→ STATED EXERCISE:
Identify all lines below that hold "avons" and collect them.

→ DATA PROVIDED:
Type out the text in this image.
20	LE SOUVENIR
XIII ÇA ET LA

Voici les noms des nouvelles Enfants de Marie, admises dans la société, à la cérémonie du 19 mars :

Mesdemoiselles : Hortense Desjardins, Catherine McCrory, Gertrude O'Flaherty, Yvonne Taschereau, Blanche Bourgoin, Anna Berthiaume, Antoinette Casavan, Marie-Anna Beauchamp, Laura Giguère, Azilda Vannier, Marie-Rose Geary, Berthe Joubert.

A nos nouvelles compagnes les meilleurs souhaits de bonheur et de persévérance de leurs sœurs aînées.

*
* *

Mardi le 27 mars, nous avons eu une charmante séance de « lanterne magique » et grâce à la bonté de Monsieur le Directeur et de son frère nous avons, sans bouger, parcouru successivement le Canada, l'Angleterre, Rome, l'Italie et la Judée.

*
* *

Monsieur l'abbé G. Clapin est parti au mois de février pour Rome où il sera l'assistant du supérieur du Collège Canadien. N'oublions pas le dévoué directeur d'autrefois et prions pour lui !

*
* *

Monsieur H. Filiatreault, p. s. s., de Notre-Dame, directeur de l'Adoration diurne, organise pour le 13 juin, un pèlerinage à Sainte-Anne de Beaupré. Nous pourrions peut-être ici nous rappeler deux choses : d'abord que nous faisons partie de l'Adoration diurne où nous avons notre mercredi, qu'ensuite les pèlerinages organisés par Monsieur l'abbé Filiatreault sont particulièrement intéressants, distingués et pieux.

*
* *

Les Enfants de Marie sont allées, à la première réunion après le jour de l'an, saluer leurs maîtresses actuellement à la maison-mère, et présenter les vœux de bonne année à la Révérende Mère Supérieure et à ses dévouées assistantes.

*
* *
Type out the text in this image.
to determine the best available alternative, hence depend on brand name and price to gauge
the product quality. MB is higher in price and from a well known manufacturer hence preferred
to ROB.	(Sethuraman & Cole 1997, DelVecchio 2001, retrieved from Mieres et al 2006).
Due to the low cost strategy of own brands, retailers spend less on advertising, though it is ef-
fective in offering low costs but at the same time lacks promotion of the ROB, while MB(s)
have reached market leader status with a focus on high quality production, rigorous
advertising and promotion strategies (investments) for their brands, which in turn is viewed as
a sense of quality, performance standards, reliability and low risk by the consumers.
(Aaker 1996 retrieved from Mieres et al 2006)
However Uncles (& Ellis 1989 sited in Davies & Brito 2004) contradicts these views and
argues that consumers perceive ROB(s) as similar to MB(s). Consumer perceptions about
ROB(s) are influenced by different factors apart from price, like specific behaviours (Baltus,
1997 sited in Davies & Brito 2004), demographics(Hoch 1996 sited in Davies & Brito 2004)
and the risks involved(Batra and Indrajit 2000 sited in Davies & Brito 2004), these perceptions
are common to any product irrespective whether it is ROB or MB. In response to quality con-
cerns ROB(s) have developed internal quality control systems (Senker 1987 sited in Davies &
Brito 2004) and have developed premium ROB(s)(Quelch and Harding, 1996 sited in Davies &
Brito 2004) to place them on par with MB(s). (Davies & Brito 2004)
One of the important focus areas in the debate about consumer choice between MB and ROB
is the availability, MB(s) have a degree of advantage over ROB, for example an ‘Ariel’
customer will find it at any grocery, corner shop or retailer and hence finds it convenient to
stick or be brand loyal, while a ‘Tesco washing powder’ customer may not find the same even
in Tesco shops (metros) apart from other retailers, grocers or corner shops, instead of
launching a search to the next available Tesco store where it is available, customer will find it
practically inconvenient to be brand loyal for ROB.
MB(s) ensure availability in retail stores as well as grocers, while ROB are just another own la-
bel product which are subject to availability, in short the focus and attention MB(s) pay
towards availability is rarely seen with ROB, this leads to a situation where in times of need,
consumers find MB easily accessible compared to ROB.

→ RESULT:
Mardi le 27 mars, nous avons eu une charmante séance de « lanterne magique » et grâce à la bonté de Monsieur le Directeur et de son frère nous avons, sans bouger, parcouru successivement le Canada, l'Angleterre, Rome, l'Italie et la Judée.
Monsieur H. Filiatreault, p. s. s., de Notre-Dame, directeur de l'Adoration diurne, organise pour le 13 juin, un pèlerinage à Sainte-Anne de Beaupré. Nous pourrions peut-être ici nous rappeler deux choses : d'abord que nous faisons partie de l'Adoration diurne où nous avons notre mercredi, qu'ensuite les pèlerinages organisés par Monsieur l'abbé Filiatreault sont particulièrement intéressants, distingués et pieux.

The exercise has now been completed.